[Extracted records]
▶

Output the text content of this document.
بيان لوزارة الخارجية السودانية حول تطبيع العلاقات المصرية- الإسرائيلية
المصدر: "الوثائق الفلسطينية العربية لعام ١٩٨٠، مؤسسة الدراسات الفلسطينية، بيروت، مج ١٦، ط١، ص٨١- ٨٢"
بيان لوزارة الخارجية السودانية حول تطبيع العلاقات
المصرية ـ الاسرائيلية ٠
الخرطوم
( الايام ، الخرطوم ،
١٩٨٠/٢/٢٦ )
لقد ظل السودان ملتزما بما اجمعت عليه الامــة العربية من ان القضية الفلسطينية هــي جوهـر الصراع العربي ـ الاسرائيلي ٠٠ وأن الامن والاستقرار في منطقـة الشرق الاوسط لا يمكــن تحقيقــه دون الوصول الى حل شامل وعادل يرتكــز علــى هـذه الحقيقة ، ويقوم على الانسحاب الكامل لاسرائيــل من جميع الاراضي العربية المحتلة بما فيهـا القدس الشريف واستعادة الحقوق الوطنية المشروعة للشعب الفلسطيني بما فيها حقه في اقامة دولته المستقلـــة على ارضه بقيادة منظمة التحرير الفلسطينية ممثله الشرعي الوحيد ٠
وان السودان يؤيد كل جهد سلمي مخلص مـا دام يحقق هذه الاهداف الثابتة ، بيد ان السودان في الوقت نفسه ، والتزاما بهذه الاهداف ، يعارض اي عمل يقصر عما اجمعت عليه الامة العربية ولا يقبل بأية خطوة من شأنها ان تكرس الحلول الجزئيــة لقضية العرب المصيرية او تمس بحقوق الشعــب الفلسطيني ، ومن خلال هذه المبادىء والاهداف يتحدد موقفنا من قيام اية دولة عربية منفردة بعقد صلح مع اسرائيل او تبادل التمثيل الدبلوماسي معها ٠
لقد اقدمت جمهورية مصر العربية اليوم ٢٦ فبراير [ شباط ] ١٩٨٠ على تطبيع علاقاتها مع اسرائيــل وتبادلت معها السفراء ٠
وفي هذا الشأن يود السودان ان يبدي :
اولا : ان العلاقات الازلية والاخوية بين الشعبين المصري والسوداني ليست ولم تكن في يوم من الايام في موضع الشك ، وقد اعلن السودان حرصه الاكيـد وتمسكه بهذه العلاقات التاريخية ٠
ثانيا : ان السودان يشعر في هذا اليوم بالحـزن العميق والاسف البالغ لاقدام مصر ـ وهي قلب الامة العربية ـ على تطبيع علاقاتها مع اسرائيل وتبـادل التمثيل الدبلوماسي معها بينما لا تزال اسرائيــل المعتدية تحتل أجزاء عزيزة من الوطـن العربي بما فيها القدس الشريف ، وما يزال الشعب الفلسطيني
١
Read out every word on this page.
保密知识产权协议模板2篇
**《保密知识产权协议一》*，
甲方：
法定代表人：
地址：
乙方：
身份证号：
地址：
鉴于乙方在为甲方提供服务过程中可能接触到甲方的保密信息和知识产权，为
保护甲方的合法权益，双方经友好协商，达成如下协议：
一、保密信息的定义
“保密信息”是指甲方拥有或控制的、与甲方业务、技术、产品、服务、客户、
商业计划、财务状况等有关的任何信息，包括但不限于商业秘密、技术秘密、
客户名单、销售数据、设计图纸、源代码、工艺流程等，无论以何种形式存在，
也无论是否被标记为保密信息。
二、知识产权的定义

◀

Stated goal ::
Your task is to output the full set of records exactly as presented.

Task output ::
Output the text content of this document.
بيان لوزارة الخارجية السودانية حول تطبيع العلاقات المصرية- الإسرائيلية
المصدر: "الوثائق الفلسطينية العربية لعام ١٩٨٠، مؤسسة الدراسات الفلسطينية، بيروت، مج ١٦، ط١، ص٨١- ٨٢"
بيان لوزارة الخارجية السودانية حول تطبيع العلاقات
المصرية ـ الاسرائيلية ٠
الخرطوم
( الايام ، الخرطوم ،
١٩٨٠/٢/٢٦ )
لقد ظل السودان ملتزما بما اجمعت عليه الامــة العربية من ان القضية الفلسطينية هــي جوهـر الصراع العربي ـ الاسرائيلي ٠٠ وأن الامن والاستقرار في منطقـة الشرق الاوسط لا يمكــن تحقيقــه دون الوصول الى حل شامل وعادل يرتكــز علــى هـذه الحقيقة ، ويقوم على الانسحاب الكامل لاسرائيــل من جميع الاراضي العربية المحتلة بما فيهـا القدس الشريف واستعادة الحقوق الوطنية المشروعة للشعب الفلسطيني بما فيها حقه في اقامة دولته المستقلـــة على ارضه بقيادة منظمة التحرير الفلسطينية ممثله الشرعي الوحيد ٠
وان السودان يؤيد كل جهد سلمي مخلص مـا دام يحقق هذه الاهداف الثابتة ، بيد ان السودان في الوقت نفسه ، والتزاما بهذه الاهداف ، يعارض اي عمل يقصر عما اجمعت عليه الامة العربية ولا يقبل بأية خطوة من شأنها ان تكرس الحلول الجزئيــة لقضية العرب المصيرية او تمس بحقوق الشعــب الفلسطيني ، ومن خلال هذه المبادىء والاهداف يتحدد موقفنا من قيام اية دولة عربية منفردة بعقد صلح مع اسرائيل او تبادل التمثيل الدبلوماسي معها ٠
لقد اقدمت جمهورية مصر العربية اليوم ٢٦ فبراير [ شباط ] ١٩٨٠ على تطبيع علاقاتها مع اسرائيــل وتبادلت معها السفراء ٠
وفي هذا الشأن يود السودان ان يبدي :
اولا : ان العلاقات الازلية والاخوية بين الشعبين المصري والسوداني ليست ولم تكن في يوم من الايام في موضع الشك ، وقد اعلن السودان حرصه الاكيـد وتمسكه بهذه العلاقات التاريخية ٠
ثانيا : ان السودان يشعر في هذا اليوم بالحـزن العميق والاسف البالغ لاقدام مصر ـ وهي قلب الامة العربية ـ على تطبيع علاقاتها مع اسرائيل وتبـادل التمثيل الدبلوماسي معها بينما لا تزال اسرائيــل المعتدية تحتل أجزاء عزيزة من الوطـن العربي بما فيها القدس الشريف ، وما يزال الشعب الفلسطيني
١
Read out every word on this page.
保密知识产权协议模板2篇
**《保密知识产权协议一》*，
甲方：
法定代表人：
地址：
乙方：
身份证号：
地址：
鉴于乙方在为甲方提供服务过程中可能接触到甲方的保密信息和知识产权，为
保护甲方的合法权益，双方经友好协商，达成如下协议：
一、保密信息的定义
“保密信息”是指甲方拥有或控制的、与甲方业务、技术、产品、服务、客户、
商业计划、财务状况等有关的任何信息，包括但不限于商业秘密、技术秘密、
客户名单、销售数据、设计图纸、源代码、工艺流程等，无论以何种形式存在，
也无论是否被标记为保密信息。
二、知识产权的定义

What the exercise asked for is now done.